* _PROVIDED MATERIAL_:

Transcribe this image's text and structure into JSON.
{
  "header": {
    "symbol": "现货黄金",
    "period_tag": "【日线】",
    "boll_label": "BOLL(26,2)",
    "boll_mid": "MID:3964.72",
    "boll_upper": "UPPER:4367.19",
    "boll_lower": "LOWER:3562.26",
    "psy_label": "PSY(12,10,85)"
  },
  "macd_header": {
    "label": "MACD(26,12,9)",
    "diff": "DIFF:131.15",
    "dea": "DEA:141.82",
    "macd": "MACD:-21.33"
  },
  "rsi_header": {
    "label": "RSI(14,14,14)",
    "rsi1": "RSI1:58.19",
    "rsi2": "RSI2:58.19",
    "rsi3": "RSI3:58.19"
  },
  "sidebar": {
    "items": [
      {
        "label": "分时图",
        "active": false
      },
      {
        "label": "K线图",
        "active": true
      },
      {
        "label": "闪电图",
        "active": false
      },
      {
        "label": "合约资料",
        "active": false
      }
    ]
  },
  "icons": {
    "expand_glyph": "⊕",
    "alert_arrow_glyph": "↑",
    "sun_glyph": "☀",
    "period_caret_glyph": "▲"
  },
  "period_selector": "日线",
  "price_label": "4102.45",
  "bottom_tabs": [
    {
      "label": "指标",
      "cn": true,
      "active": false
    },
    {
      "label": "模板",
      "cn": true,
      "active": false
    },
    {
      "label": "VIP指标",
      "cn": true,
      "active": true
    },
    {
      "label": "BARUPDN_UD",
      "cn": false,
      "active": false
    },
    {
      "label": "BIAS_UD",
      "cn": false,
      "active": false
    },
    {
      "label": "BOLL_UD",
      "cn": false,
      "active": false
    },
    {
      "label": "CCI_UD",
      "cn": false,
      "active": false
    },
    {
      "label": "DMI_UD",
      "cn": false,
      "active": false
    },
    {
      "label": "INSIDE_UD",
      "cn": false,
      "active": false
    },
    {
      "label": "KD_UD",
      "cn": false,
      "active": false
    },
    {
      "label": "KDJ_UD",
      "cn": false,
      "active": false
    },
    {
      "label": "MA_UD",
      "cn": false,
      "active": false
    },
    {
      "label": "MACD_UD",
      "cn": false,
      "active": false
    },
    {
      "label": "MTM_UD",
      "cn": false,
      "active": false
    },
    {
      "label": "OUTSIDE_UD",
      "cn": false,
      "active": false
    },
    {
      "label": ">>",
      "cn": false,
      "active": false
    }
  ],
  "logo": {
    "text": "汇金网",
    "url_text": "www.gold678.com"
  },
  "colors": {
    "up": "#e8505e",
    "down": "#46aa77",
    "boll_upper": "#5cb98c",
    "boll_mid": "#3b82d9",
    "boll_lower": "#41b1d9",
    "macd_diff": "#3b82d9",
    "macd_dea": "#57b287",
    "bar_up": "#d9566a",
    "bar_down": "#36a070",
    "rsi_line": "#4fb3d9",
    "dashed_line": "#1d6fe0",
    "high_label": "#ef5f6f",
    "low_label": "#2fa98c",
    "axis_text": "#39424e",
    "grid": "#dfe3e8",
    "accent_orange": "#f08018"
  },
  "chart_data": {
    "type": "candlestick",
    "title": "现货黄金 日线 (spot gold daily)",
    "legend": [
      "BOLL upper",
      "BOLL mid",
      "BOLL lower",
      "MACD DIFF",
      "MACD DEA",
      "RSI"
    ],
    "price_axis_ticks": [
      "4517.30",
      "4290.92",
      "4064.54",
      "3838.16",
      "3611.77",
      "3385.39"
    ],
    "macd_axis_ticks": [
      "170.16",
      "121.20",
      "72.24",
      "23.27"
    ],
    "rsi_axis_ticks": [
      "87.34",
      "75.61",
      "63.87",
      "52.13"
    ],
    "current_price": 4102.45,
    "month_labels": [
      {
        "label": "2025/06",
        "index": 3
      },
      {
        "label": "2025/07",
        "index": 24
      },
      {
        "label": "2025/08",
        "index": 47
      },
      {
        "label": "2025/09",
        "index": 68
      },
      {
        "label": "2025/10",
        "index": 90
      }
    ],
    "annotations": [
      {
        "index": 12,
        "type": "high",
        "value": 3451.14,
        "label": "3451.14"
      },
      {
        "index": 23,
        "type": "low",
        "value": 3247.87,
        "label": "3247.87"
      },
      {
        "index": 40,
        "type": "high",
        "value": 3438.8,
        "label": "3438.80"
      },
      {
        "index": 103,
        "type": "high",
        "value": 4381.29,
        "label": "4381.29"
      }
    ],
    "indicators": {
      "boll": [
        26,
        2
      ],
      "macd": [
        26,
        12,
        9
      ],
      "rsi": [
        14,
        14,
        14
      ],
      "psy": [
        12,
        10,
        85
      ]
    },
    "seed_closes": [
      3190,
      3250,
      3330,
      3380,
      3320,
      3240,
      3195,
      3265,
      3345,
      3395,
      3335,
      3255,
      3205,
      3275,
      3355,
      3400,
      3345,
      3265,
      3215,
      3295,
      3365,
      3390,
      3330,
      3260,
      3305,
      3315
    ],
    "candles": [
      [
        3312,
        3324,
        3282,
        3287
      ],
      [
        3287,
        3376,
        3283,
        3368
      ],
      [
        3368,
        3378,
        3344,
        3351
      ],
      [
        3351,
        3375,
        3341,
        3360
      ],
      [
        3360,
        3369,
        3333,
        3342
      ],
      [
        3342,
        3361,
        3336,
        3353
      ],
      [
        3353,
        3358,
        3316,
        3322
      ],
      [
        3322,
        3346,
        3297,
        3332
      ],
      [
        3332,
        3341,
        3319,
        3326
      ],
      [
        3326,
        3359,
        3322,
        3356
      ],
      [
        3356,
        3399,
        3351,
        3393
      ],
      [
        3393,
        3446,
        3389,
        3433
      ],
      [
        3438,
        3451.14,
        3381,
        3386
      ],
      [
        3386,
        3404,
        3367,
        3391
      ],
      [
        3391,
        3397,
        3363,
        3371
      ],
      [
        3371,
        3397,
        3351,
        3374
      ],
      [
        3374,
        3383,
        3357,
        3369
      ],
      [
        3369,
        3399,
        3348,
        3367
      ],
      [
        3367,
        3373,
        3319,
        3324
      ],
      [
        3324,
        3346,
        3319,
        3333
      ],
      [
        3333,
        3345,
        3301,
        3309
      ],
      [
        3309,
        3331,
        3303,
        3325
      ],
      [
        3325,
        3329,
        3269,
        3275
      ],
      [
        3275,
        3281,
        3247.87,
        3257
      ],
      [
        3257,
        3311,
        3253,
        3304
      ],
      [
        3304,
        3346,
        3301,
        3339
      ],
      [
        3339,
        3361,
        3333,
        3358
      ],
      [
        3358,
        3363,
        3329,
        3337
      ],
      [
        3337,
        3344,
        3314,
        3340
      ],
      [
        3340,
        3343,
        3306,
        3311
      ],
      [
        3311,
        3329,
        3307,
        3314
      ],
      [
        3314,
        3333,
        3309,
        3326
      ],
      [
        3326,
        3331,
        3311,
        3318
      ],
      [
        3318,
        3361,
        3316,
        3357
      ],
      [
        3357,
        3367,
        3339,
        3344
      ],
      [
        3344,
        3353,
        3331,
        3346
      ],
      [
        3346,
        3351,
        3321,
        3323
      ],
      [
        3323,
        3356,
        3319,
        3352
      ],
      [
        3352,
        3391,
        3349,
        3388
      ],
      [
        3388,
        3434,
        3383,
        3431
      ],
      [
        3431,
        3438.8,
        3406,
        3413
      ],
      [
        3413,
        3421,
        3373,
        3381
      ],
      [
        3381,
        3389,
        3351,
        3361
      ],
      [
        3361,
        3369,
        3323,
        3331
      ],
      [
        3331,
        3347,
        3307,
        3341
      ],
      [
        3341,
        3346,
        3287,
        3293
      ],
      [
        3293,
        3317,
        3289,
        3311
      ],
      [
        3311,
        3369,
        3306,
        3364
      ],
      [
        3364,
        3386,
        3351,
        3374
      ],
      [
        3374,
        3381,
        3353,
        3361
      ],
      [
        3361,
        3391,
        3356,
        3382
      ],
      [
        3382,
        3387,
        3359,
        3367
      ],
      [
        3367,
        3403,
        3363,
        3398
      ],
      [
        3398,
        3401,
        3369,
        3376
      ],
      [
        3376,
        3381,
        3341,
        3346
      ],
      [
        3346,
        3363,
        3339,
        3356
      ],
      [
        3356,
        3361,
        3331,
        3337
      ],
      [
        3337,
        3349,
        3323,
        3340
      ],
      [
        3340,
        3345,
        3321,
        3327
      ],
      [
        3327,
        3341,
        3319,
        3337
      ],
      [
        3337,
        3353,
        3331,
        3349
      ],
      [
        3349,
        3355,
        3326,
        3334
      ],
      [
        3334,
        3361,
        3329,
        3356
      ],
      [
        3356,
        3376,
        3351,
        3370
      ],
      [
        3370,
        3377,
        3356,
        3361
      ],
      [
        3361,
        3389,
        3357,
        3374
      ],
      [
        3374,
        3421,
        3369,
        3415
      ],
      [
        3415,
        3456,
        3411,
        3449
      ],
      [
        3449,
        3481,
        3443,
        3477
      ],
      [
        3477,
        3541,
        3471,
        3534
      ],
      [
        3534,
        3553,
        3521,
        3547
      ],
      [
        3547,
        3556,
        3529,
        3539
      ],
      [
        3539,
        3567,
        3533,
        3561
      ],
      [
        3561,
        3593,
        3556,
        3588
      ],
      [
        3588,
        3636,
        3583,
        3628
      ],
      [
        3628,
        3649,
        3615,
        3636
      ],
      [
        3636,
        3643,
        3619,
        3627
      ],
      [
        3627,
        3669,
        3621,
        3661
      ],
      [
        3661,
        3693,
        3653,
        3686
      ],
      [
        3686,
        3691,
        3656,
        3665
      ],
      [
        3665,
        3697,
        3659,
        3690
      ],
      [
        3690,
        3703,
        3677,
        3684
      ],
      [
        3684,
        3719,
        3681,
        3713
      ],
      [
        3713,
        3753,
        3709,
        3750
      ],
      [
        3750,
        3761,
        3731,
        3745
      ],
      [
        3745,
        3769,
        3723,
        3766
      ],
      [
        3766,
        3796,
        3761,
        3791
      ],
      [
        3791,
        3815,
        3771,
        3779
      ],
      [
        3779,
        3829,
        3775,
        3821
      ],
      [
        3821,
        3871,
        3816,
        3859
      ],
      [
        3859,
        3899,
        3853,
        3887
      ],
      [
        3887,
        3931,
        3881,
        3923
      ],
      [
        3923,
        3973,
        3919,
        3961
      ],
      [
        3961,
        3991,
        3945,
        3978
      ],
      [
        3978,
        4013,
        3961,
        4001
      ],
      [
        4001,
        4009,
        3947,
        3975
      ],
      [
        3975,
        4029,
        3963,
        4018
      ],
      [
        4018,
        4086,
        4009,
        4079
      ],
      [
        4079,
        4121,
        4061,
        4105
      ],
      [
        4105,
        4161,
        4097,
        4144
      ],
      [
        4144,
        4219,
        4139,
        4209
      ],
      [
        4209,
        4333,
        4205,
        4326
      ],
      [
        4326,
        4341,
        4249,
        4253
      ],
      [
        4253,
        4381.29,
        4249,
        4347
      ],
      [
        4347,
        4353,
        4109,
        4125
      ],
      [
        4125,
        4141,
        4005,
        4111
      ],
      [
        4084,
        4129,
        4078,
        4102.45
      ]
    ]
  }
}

* _GOAL_:
Single out each line of the records above with the string "value" in it, and copy it.

* _FINISHED TASK_:
        "value": 3451.14,
        "value": 3247.87,
        "value": 3438.8,
        "value": 4381.29,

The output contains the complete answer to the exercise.